Scan the records for the word "Claimant". Copy each line that includes it.

Dataset excerpt:

■ ■ ■

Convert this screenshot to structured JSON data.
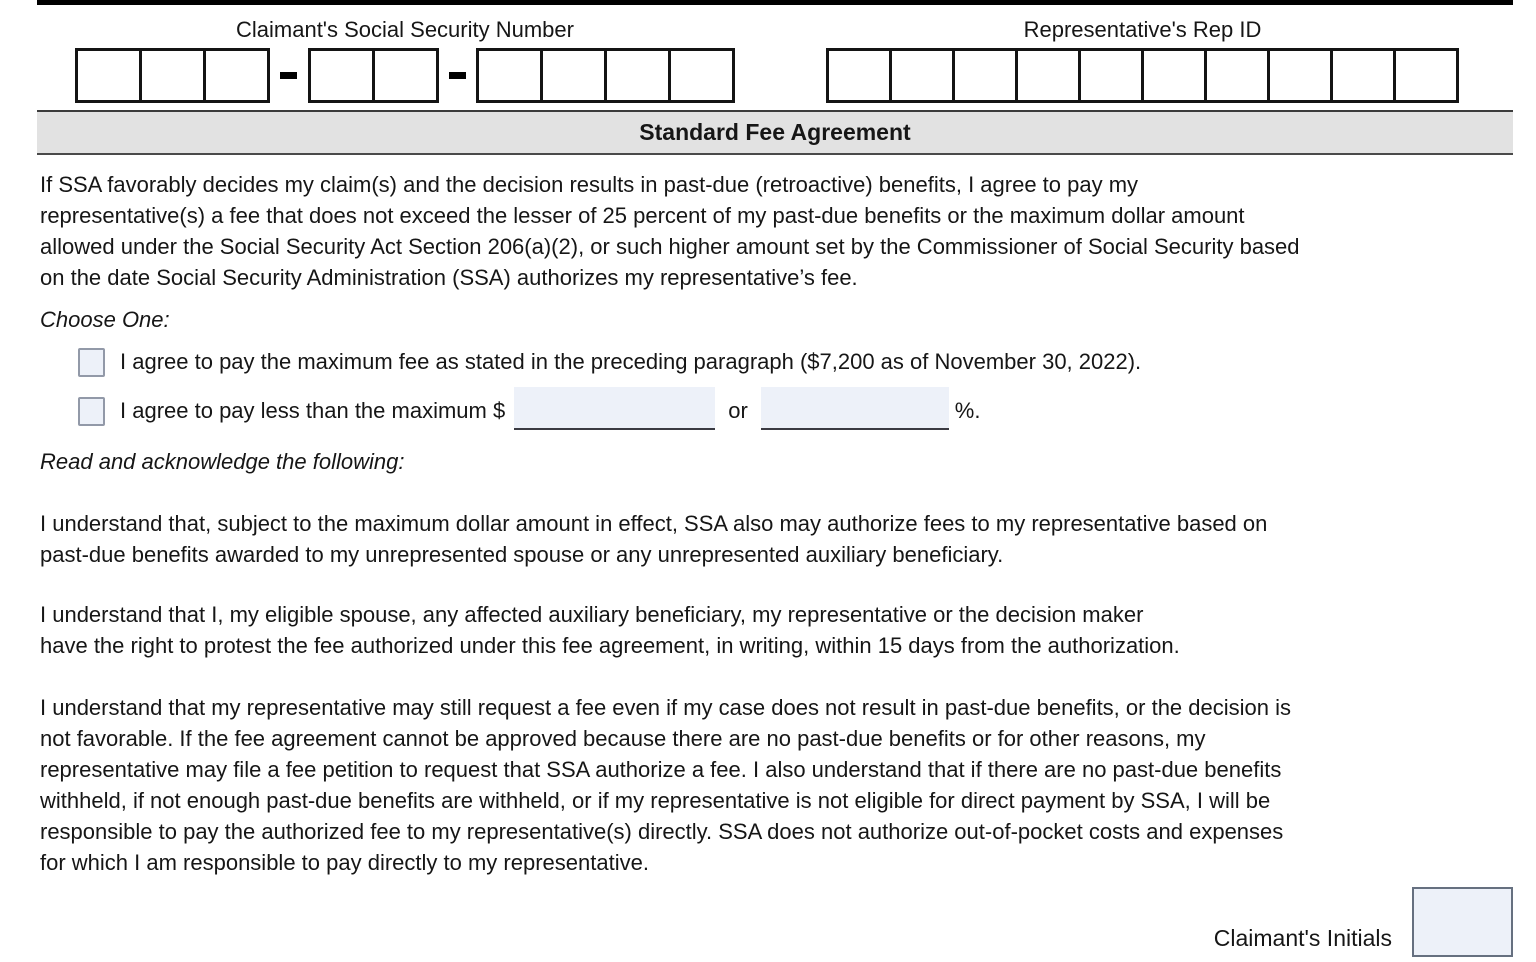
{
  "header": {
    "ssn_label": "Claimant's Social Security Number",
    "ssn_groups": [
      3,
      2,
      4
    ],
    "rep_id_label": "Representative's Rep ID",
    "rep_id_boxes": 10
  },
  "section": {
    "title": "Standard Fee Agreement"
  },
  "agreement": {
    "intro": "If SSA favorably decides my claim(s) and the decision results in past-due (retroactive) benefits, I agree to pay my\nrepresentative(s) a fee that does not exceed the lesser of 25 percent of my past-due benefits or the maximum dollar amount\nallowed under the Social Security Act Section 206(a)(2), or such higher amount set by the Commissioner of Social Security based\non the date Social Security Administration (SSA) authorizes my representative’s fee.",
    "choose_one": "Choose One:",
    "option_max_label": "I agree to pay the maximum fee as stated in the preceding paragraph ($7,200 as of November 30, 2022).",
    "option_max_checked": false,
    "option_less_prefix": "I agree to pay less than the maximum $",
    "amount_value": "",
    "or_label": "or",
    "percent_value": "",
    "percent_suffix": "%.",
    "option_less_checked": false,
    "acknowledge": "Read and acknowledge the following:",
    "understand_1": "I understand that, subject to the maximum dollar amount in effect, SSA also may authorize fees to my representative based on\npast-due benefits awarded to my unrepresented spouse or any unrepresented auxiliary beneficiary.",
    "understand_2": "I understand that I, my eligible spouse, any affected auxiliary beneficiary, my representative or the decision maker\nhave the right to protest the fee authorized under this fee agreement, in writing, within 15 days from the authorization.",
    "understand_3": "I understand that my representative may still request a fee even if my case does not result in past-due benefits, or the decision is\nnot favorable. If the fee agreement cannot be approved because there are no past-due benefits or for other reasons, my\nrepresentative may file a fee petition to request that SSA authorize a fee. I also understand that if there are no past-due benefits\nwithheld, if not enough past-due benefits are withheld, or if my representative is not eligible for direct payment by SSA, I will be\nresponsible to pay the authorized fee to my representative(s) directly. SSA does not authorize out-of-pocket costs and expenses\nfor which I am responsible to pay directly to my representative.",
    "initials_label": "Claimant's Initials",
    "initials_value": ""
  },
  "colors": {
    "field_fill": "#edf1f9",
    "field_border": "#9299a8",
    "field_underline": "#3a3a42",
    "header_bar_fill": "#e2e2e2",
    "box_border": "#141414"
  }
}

■ ■ ■

Exercise answer:
    "ssn_label": "Claimant's Social Security Number",
    "initials_label": "Claimant's Initials",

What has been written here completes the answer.